*TASK DESCRIPTION*
List each line holding the string "title".

+ + + +

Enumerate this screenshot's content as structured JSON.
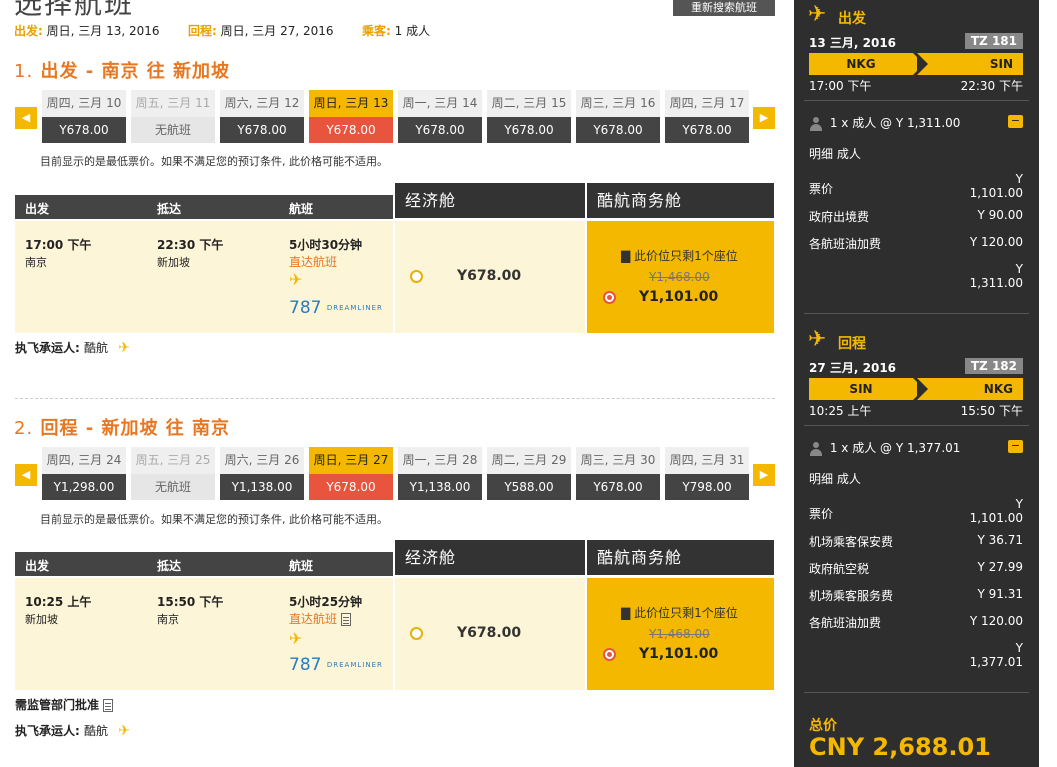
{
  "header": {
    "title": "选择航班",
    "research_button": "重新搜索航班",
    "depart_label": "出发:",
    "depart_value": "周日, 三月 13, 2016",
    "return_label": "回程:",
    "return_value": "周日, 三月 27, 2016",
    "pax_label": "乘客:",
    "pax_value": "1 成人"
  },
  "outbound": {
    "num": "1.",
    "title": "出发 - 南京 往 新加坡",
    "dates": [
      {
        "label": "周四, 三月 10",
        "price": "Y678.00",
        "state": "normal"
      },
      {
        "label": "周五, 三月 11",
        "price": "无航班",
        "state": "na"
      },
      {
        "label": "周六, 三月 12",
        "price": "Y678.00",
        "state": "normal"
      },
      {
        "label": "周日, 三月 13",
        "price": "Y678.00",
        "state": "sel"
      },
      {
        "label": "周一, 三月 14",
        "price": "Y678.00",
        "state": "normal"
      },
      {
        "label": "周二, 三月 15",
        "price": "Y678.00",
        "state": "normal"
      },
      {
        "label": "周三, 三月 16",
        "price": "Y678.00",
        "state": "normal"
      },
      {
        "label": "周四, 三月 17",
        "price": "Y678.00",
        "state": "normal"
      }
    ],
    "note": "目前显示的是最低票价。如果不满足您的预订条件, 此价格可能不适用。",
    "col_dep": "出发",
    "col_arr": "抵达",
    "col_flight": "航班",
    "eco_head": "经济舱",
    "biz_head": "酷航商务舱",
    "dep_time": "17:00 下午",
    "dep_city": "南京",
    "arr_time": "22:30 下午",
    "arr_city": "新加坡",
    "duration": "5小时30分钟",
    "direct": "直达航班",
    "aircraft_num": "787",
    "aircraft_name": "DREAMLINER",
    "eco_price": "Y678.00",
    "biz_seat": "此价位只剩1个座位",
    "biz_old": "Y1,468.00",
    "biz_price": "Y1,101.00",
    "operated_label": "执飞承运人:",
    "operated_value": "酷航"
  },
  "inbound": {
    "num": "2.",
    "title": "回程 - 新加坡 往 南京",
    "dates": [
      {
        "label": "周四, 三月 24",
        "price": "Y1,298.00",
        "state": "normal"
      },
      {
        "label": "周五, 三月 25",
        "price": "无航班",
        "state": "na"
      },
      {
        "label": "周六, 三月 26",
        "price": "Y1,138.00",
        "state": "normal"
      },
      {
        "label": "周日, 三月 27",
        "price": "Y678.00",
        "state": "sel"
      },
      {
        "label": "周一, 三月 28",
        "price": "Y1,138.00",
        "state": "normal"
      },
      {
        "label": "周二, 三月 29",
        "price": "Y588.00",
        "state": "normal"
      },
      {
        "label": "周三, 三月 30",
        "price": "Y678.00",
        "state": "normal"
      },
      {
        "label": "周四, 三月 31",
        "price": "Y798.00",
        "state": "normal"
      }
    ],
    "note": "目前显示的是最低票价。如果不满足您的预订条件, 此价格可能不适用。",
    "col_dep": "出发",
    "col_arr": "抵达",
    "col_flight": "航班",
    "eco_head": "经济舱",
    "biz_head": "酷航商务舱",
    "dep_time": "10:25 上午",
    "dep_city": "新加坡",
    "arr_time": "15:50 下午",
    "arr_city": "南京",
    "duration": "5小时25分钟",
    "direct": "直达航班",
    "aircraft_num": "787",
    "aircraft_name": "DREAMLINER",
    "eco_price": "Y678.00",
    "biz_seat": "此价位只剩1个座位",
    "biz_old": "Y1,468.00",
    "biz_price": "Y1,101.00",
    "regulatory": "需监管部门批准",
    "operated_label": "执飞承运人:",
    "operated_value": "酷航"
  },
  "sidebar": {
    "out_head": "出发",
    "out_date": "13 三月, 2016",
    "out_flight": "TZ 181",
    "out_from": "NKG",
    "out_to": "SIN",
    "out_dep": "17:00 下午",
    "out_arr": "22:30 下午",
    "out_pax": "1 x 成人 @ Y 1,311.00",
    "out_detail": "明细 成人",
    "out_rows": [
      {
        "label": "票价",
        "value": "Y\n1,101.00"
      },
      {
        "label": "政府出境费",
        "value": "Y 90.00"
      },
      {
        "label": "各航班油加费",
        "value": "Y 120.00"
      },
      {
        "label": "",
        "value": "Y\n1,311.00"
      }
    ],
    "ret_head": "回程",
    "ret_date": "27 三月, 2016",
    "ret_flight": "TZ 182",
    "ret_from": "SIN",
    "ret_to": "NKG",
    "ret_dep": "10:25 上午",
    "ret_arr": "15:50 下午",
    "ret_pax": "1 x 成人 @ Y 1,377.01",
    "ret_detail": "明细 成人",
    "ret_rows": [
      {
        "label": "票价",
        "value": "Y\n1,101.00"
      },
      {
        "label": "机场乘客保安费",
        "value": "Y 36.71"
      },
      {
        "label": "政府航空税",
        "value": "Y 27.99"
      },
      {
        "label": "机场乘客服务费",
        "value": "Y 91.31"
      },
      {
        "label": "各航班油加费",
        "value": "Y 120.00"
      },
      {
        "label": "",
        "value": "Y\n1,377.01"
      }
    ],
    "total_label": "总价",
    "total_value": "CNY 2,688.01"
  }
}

+ + + +

*RESPONSE*
    "title": "选择航班",
    "title": "出发 - 南京 往 新加坡",
    "title": "回程 - 新加坡 往 南京",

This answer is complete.